** BEGIN GIVEN RECORDS **

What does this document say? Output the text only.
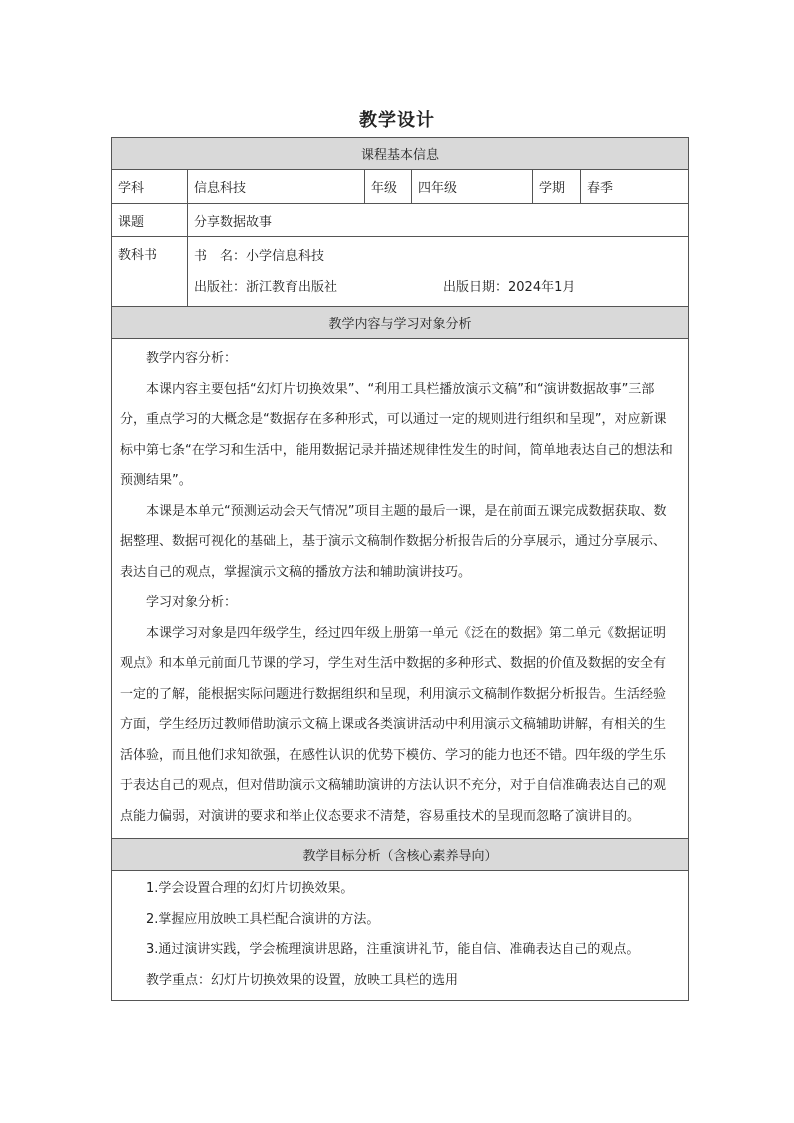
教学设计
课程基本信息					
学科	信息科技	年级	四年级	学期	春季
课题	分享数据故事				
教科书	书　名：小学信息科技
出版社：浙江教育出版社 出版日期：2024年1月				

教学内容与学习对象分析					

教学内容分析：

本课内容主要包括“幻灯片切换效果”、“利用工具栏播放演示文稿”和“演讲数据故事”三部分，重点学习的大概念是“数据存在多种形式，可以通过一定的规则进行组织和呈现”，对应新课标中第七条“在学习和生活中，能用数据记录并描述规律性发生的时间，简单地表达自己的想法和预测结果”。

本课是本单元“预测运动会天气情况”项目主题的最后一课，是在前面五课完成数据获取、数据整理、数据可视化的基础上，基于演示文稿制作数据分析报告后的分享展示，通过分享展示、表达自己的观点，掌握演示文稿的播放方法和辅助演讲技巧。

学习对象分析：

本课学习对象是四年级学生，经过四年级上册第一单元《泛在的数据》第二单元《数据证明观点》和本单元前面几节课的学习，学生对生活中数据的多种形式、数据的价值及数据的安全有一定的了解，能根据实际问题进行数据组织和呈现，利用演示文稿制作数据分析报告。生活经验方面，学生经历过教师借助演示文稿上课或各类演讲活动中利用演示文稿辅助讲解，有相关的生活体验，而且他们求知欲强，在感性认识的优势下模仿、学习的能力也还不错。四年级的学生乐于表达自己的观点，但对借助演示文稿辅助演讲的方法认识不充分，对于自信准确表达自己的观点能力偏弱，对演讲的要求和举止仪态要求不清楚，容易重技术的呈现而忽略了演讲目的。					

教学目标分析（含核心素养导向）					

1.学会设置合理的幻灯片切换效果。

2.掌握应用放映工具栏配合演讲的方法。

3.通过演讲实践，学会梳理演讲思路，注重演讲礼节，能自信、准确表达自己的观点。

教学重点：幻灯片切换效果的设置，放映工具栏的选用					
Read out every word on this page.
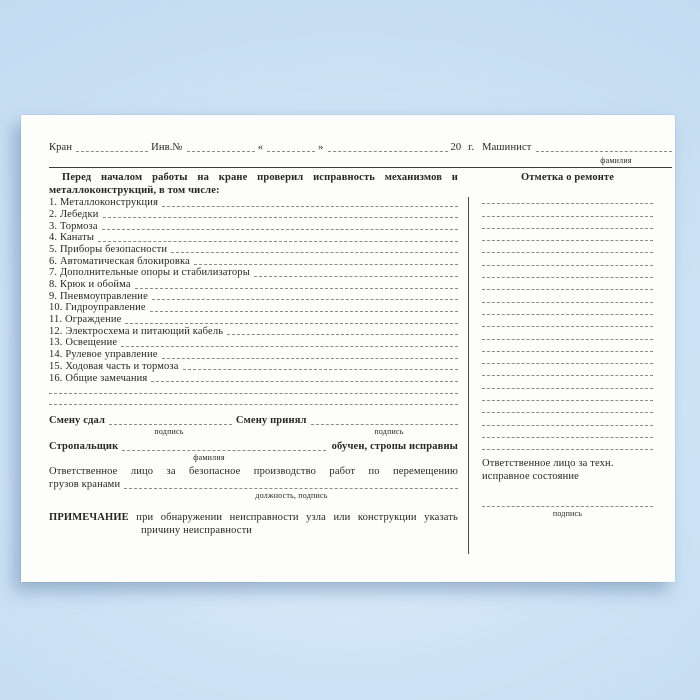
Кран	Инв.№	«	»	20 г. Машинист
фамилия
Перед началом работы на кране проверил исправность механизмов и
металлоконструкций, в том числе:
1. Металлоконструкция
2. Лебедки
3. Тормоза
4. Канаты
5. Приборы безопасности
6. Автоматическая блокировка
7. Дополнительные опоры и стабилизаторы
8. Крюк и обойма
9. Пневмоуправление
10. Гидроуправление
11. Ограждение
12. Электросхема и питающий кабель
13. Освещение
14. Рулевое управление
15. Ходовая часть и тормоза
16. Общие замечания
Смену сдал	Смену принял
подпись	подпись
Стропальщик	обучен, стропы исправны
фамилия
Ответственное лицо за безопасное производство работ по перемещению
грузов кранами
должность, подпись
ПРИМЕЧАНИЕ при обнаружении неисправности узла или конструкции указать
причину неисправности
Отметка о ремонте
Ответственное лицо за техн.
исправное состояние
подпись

** END GIVEN RECORDS **

* **GOAL**
Show the lines from the data above that contain the string "Ответственное".

* **ANSWER IN FULL**
Ответственное лицо за безопасное производство работ по перемещению
Ответственное лицо за техн.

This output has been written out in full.